start GIVEN RECORDS

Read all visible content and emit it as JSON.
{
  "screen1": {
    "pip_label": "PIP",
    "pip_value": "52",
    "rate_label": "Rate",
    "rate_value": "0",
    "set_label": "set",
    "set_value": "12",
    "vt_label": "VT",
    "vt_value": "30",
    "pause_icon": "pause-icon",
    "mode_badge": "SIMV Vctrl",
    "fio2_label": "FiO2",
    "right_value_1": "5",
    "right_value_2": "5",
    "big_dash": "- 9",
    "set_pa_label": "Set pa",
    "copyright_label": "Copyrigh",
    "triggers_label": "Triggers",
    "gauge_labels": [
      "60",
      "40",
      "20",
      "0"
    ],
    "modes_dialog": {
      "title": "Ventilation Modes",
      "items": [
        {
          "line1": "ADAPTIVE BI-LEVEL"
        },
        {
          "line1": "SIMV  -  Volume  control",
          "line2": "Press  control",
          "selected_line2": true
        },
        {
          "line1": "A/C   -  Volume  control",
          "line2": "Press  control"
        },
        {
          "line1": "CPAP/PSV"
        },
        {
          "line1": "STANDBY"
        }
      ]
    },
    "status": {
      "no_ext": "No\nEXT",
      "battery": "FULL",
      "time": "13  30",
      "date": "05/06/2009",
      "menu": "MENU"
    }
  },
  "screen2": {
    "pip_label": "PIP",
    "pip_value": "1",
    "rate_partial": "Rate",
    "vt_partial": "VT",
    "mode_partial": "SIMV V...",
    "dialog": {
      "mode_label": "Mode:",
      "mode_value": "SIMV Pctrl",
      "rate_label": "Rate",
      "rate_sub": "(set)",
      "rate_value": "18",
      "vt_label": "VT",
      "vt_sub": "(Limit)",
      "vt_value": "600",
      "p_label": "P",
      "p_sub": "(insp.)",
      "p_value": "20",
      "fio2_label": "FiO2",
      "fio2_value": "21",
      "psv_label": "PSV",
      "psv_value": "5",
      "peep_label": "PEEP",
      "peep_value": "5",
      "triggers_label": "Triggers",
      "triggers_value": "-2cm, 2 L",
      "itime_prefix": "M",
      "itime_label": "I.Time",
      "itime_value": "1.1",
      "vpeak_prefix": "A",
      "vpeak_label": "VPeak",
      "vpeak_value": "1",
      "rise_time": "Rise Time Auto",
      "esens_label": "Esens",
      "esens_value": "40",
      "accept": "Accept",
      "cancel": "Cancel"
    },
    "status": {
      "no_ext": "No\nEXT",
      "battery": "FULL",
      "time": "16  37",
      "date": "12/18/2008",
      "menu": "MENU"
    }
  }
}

end GIVEN RECORDS

■ **SET EXERCISE**
Reproduce the complete data exactly as presented above.

■ **SOLUTION TO THE EXERCISE**
Read all visible content and emit it as JSON.
{
  "screen1": {
    "pip_label": "PIP",
    "pip_value": "52",
    "rate_label": "Rate",
    "rate_value": "0",
    "set_label": "set",
    "set_value": "12",
    "vt_label": "VT",
    "vt_value": "30",
    "pause_icon": "pause-icon",
    "mode_badge": "SIMV Vctrl",
    "fio2_label": "FiO2",
    "right_value_1": "5",
    "right_value_2": "5",
    "big_dash": "- 9",
    "set_pa_label": "Set pa",
    "copyright_label": "Copyrigh",
    "triggers_label": "Triggers",
    "gauge_labels": [
      "60",
      "40",
      "20",
      "0"
    ],
    "modes_dialog": {
      "title": "Ventilation Modes",
      "items": [
        {
          "line1": "ADAPTIVE BI-LEVEL"
        },
        {
          "line1": "SIMV  -  Volume  control",
          "line2": "Press  control",
          "selected_line2": true
        },
        {
          "line1": "A/C   -  Volume  control",
          "line2": "Press  control"
        },
        {
          "line1": "CPAP/PSV"
        },
        {
          "line1": "STANDBY"
        }
      ]
    },
    "status": {
      "no_ext": "No\nEXT",
      "battery": "FULL",
      "time": "13  30",
      "date": "05/06/2009",
      "menu": "MENU"
    }
  },
  "screen2": {
    "pip_label": "PIP",
    "pip_value": "1",
    "rate_partial": "Rate",
    "vt_partial": "VT",
    "mode_partial": "SIMV V...",
    "dialog": {
      "mode_label": "Mode:",
      "mode_value": "SIMV Pctrl",
      "rate_label": "Rate",
      "rate_sub": "(set)",
      "rate_value": "18",
      "vt_label": "VT",
      "vt_sub": "(Limit)",
      "vt_value": "600",
      "p_label": "P",
      "p_sub": "(insp.)",
      "p_value": "20",
      "fio2_label": "FiO2",
      "fio2_value": "21",
      "psv_label": "PSV",
      "psv_value": "5",
      "peep_label": "PEEP",
      "peep_value": "5",
      "triggers_label": "Triggers",
      "triggers_value": "-2cm, 2 L",
      "itime_prefix": "M",
      "itime_label": "I.Time",
      "itime_value": "1.1",
      "vpeak_prefix": "A",
      "vpeak_label": "VPeak",
      "vpeak_value": "1",
      "rise_time": "Rise Time Auto",
      "esens_label": "Esens",
      "esens_value": "40",
      "accept": "Accept",
      "cancel": "Cancel"
    },
    "status": {
      "no_ext": "No\nEXT",
      "battery": "FULL",
      "time": "16  37",
      "date": "12/18/2008",
      "menu": "MENU"
    }
  }
}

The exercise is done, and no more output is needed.